Objective
Below are some records. Copy every line in them that holds "espera".

======== Records for the task ========

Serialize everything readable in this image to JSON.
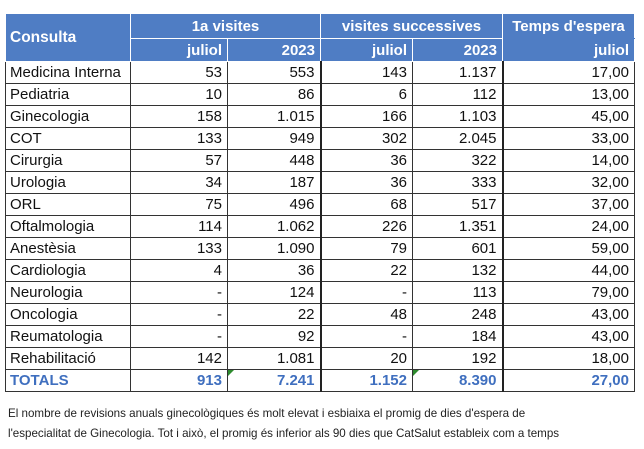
{
  "header": {
    "consulta": "Consulta",
    "group1": "1a visites",
    "group2": "visites successives",
    "group3": "Temps d'espera",
    "sub_juliol": "juliol",
    "sub_2023": "2023"
  },
  "rows": [
    {
      "name": "Medicina Interna",
      "v1": "53",
      "v2": "553",
      "v3": "143",
      "v4": "1.137",
      "v5": "17,00"
    },
    {
      "name": "Pediatria",
      "v1": "10",
      "v2": "86",
      "v3": "6",
      "v4": "112",
      "v5": "13,00"
    },
    {
      "name": "Ginecologia",
      "v1": "158",
      "v2": "1.015",
      "v3": "166",
      "v4": "1.103",
      "v5": "45,00"
    },
    {
      "name": "COT",
      "v1": "133",
      "v2": "949",
      "v3": "302",
      "v4": "2.045",
      "v5": "33,00"
    },
    {
      "name": "Cirurgia",
      "v1": "57",
      "v2": "448",
      "v3": "36",
      "v4": "322",
      "v5": "14,00"
    },
    {
      "name": "Urologia",
      "v1": "34",
      "v2": "187",
      "v3": "36",
      "v4": "333",
      "v5": "32,00"
    },
    {
      "name": "ORL",
      "v1": "75",
      "v2": "496",
      "v3": "68",
      "v4": "517",
      "v5": "37,00"
    },
    {
      "name": "Oftalmologia",
      "v1": "114",
      "v2": "1.062",
      "v3": "226",
      "v4": "1.351",
      "v5": "24,00"
    },
    {
      "name": "Anestèsia",
      "v1": "133",
      "v2": "1.090",
      "v3": "79",
      "v4": "601",
      "v5": "59,00"
    },
    {
      "name": "Cardiologia",
      "v1": "4",
      "v2": "36",
      "v3": "22",
      "v4": "132",
      "v5": "44,00"
    },
    {
      "name": "Neurologia",
      "v1": "-",
      "v2": "124",
      "v3": "-",
      "v4": "113",
      "v5": "79,00"
    },
    {
      "name": "Oncologia",
      "v1": "-",
      "v2": "22",
      "v3": "48",
      "v4": "248",
      "v5": "43,00"
    },
    {
      "name": "Reumatologia",
      "v1": "-",
      "v2": "92",
      "v3": "-",
      "v4": "184",
      "v5": "43,00"
    },
    {
      "name": "Rehabilitació",
      "v1": "142",
      "v2": "1.081",
      "v3": "20",
      "v4": "192",
      "v5": "18,00"
    }
  ],
  "totals": {
    "name": "TOTALS",
    "v1": "913",
    "v2": "7.241",
    "v3": "1.152",
    "v4": "8.390",
    "v5": "27,00"
  },
  "note": {
    "line1": "El nombre de revisions anuals ginecològiques és molt elevat i esbiaixa el promig de dies d'espera de",
    "line2": "l'especialitat de Ginecologia. Tot i això, el promig és inferior als 90 dies que CatSalut estableix com a temps"
  }
}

========

Written reply
    "group3": "Temps d'espera",
    "line1": "El nombre de revisions anuals ginecològiques és molt elevat i esbiaixa el promig de dies d'espera de",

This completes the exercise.